◆ WHAT TO PRODUCE ◆
Present each line of the layout records below as a numbered list, omitting any blank lines.

◆ Layout records ◆
BEGIN

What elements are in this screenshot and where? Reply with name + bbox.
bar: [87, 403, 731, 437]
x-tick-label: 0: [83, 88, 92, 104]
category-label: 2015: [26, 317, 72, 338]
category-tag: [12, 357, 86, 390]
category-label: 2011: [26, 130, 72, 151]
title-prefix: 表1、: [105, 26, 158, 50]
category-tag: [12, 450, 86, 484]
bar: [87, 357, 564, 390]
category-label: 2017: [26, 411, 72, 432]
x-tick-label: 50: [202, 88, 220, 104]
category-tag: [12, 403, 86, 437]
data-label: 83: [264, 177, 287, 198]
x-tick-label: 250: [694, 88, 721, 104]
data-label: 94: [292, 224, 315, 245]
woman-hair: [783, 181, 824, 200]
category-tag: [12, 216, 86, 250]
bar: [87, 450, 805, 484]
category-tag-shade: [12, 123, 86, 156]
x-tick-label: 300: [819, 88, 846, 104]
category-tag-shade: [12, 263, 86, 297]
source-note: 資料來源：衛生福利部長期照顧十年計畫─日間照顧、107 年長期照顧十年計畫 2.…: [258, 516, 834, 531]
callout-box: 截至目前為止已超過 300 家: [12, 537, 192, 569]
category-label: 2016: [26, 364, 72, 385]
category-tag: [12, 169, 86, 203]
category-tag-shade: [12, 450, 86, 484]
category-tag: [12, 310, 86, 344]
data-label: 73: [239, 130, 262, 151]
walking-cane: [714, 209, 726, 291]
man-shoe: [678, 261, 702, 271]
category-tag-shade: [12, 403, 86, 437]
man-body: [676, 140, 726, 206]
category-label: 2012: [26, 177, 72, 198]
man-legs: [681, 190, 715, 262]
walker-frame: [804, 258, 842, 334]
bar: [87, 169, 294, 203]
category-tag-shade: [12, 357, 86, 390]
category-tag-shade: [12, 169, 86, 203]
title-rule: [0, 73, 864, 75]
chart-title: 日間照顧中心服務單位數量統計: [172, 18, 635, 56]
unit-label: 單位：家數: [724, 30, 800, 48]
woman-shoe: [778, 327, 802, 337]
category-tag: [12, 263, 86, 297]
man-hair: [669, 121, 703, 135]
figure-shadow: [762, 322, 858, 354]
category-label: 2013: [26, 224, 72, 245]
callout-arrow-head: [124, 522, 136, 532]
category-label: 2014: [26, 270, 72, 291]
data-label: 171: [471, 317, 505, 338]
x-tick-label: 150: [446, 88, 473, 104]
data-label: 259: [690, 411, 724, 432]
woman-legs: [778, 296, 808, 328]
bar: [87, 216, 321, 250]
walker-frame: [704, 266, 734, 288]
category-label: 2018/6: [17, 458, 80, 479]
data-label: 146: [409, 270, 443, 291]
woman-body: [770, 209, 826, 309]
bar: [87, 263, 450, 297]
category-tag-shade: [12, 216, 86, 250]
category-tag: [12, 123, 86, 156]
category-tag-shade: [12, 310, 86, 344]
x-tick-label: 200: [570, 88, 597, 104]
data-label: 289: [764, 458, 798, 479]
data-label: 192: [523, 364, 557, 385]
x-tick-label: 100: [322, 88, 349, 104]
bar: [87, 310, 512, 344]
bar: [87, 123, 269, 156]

END

◆ ANSWER TO THE PROBLEM ◆
1. What elements are in this screenshot and where? Reply with name + bbox.
2. bar: [87, 403, 731, 437]
3. x-tick-label: 0: [83, 88, 92, 104]
4. category-label: 2015: [26, 317, 72, 338]
5. category-tag: [12, 357, 86, 390]
6. category-label: 2011: [26, 130, 72, 151]
7. title-prefix: 表1、: [105, 26, 158, 50]
8. category-tag: [12, 450, 86, 484]
9. bar: [87, 357, 564, 390]
10. category-label: 2017: [26, 411, 72, 432]
11. x-tick-label: 50: [202, 88, 220, 104]
12. category-tag: [12, 403, 86, 437]
13. data-label: 83: [264, 177, 287, 198]
14. x-tick-label: 250: [694, 88, 721, 104]
15. data-label: 94: [292, 224, 315, 245]
16. woman-hair: [783, 181, 824, 200]
17. category-tag: [12, 216, 86, 250]
18. bar: [87, 450, 805, 484]
19. category-tag-shade: [12, 123, 86, 156]
20. x-tick-label: 300: [819, 88, 846, 104]
21. category-tag-shade: [12, 263, 86, 297]
22. source-note: 資料來源：衛生福利部長期照顧十年計畫─日間照顧、107 年長期照顧十年計畫 2.…: [258, 516, 834, 531]
23. callout-box: 截至目前為止已超過 300 家: [12, 537, 192, 569]
24. category-label: 2016: [26, 364, 72, 385]
25. category-tag: [12, 169, 86, 203]
26. category-tag-shade: [12, 450, 86, 484]
27. category-tag: [12, 310, 86, 344]
28. data-label: 73: [239, 130, 262, 151]
29. walking-cane: [714, 209, 726, 291]
30. man-shoe: [678, 261, 702, 271]
31. category-tag-shade: [12, 403, 86, 437]
32. man-body: [676, 140, 726, 206]
33. category-label: 2012: [26, 177, 72, 198]
34. man-legs: [681, 190, 715, 262]
35. walker-frame: [804, 258, 842, 334]
36. bar: [87, 169, 294, 203]
37. category-tag-shade: [12, 357, 86, 390]
38. category-tag-shade: [12, 169, 86, 203]
39. title-rule: [0, 73, 864, 75]
40. chart-title: 日間照顧中心服務單位數量統計: [172, 18, 635, 56]
41. unit-label: 單位：家數: [724, 30, 800, 48]
42. woman-shoe: [778, 327, 802, 337]
43. category-tag: [12, 263, 86, 297]
44. man-hair: [669, 121, 703, 135]
45. figure-shadow: [762, 322, 858, 354]
46. category-label: 2013: [26, 224, 72, 245]
47. callout-arrow-head: [124, 522, 136, 532]
48. category-label: 2014: [26, 270, 72, 291]
49. data-label: 171: [471, 317, 505, 338]
50. x-tick-label: 150: [446, 88, 473, 104]
51. data-label: 259: [690, 411, 724, 432]
52. woman-legs: [778, 296, 808, 328]
53. bar: [87, 216, 321, 250]
54. walker-frame: [704, 266, 734, 288]
55. category-label: 2018/6: [17, 458, 80, 479]
56. data-label: 146: [409, 270, 443, 291]
57. woman-body: [770, 209, 826, 309]
58. bar: [87, 263, 450, 297]
59. category-tag-shade: [12, 216, 86, 250]
60. category-tag: [12, 123, 86, 156]
61. category-tag-shade: [12, 310, 86, 344]
62. x-tick-label: 200: [570, 88, 597, 104]
63. data-label: 289: [764, 458, 798, 479]
64. data-label: 192: [523, 364, 557, 385]
65. x-tick-label: 100: [322, 88, 349, 104]
66. bar: [87, 310, 512, 344]
67. bar: [87, 123, 269, 156]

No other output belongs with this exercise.